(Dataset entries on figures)
□ □ □ □

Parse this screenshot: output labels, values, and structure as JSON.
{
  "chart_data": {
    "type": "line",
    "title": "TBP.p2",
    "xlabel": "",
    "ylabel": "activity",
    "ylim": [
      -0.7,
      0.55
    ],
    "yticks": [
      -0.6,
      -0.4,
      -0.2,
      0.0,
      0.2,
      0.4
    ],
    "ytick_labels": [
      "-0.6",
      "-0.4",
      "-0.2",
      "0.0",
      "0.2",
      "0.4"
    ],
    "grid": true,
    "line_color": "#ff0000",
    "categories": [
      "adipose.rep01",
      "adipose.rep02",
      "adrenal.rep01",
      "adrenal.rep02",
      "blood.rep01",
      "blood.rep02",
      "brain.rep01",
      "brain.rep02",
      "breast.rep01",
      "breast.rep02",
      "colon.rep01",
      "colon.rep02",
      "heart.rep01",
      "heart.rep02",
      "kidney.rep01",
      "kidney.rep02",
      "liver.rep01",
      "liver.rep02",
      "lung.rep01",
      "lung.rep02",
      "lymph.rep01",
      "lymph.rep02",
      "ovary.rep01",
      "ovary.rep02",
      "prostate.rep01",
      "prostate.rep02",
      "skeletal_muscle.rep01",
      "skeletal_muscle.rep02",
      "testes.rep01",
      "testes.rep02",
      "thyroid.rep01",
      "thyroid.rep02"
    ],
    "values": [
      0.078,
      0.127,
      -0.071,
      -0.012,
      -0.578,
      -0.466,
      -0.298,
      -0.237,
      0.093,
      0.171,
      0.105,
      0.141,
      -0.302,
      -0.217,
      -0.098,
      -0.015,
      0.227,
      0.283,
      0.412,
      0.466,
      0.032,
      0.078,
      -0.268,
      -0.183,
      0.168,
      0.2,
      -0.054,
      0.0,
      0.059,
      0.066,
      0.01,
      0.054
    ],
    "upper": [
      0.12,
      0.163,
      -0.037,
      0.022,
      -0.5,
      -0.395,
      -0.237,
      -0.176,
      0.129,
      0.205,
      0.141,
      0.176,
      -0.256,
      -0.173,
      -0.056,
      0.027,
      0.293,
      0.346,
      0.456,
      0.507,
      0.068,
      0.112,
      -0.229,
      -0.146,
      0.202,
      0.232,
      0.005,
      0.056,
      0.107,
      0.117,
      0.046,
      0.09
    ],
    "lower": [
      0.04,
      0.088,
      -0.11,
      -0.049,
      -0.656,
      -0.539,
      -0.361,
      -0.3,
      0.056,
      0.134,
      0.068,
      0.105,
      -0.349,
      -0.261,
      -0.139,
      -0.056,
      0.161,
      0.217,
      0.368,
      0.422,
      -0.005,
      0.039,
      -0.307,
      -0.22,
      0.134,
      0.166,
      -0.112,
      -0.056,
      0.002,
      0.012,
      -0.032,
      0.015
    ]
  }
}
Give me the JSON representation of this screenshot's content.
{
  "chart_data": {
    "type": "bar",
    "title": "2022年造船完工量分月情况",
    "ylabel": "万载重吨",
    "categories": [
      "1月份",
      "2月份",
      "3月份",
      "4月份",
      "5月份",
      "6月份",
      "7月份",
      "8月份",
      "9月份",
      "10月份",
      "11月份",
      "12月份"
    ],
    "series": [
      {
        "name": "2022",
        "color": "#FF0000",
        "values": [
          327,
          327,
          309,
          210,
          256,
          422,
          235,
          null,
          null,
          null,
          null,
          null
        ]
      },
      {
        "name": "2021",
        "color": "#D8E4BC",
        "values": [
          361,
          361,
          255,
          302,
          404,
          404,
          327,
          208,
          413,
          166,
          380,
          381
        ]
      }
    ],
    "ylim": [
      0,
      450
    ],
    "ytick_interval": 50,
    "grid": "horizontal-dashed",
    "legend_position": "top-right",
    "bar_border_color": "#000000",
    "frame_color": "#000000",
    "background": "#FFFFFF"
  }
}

□ □ □ □

Problem =>
Reproduce the material above exactly; please quote every line of it.

Exercise response =>
Parse this screenshot: output labels, values, and structure as JSON.
{
  "chart_data": {
    "type": "line",
    "title": "TBP.p2",
    "xlabel": "",
    "ylabel": "activity",
    "ylim": [
      -0.7,
      0.55
    ],
    "yticks": [
      -0.6,
      -0.4,
      -0.2,
      0.0,
      0.2,
      0.4
    ],
    "ytick_labels": [
      "-0.6",
      "-0.4",
      "-0.2",
      "0.0",
      "0.2",
      "0.4"
    ],
    "grid": true,
    "line_color": "#ff0000",
    "categories": [
      "adipose.rep01",
      "adipose.rep02",
      "adrenal.rep01",
      "adrenal.rep02",
      "blood.rep01",
      "blood.rep02",
      "brain.rep01",
      "brain.rep02",
      "breast.rep01",
      "breast.rep02",
      "colon.rep01",
      "colon.rep02",
      "heart.rep01",
      "heart.rep02",
      "kidney.rep01",
      "kidney.rep02",
      "liver.rep01",
      "liver.rep02",
      "lung.rep01",
      "lung.rep02",
      "lymph.rep01",
      "lymph.rep02",
      "ovary.rep01",
      "ovary.rep02",
      "prostate.rep01",
      "prostate.rep02",
      "skeletal_muscle.rep01",
      "skeletal_muscle.rep02",
      "testes.rep01",
      "testes.rep02",
      "thyroid.rep01",
      "thyroid.rep02"
    ],
    "values": [
      0.078,
      0.127,
      -0.071,
      -0.012,
      -0.578,
      -0.466,
      -0.298,
      -0.237,
      0.093,
      0.171,
      0.105,
      0.141,
      -0.302,
      -0.217,
      -0.098,
      -0.015,
      0.227,
      0.283,
      0.412,
      0.466,
      0.032,
      0.078,
      -0.268,
      -0.183,
      0.168,
      0.2,
      -0.054,
      0.0,
      0.059,
      0.066,
      0.01,
      0.054
    ],
    "upper": [
      0.12,
      0.163,
      -0.037,
      0.022,
      -0.5,
      -0.395,
      -0.237,
      -0.176,
      0.129,
      0.205,
      0.141,
      0.176,
      -0.256,
      -0.173,
      -0.056,
      0.027,
      0.293,
      0.346,
      0.456,
      0.507,
      0.068,
      0.112,
      -0.229,
      -0.146,
      0.202,
      0.232,
      0.005,
      0.056,
      0.107,
      0.117,
      0.046,
      0.09
    ],
    "lower": [
      0.04,
      0.088,
      -0.11,
      -0.049,
      -0.656,
      -0.539,
      -0.361,
      -0.3,
      0.056,
      0.134,
      0.068,
      0.105,
      -0.349,
      -0.261,
      -0.139,
      -0.056,
      0.161,
      0.217,
      0.368,
      0.422,
      -0.005,
      0.039,
      -0.307,
      -0.22,
      0.134,
      0.166,
      -0.112,
      -0.056,
      0.002,
      0.012,
      -0.032,
      0.015
    ]
  }
}
Give me the JSON representation of this screenshot's content.
{
  "chart_data": {
    "type": "bar",
    "title": "2022年造船完工量分月情况",
    "ylabel": "万载重吨",
    "categories": [
      "1月份",
      "2月份",
      "3月份",
      "4月份",
      "5月份",
      "6月份",
      "7月份",
      "8月份",
      "9月份",
      "10月份",
      "11月份",
      "12月份"
    ],
    "series": [
      {
        "name": "2022",
        "color": "#FF0000",
        "values": [
          327,
          327,
          309,
          210,
          256,
          422,
          235,
          null,
          null,
          null,
          null,
          null
        ]
      },
      {
        "name": "2021",
        "color": "#D8E4BC",
        "values": [
          361,
          361,
          255,
          302,
          404,
          404,
          327,
          208,
          413,
          166,
          380,
          381
        ]
      }
    ],
    "ylim": [
      0,
      450
    ],
    "ytick_interval": 50,
    "grid": "horizontal-dashed",
    "legend_position": "top-right",
    "bar_border_color": "#000000",
    "frame_color": "#000000",
    "background": "#FFFFFF"
  }
}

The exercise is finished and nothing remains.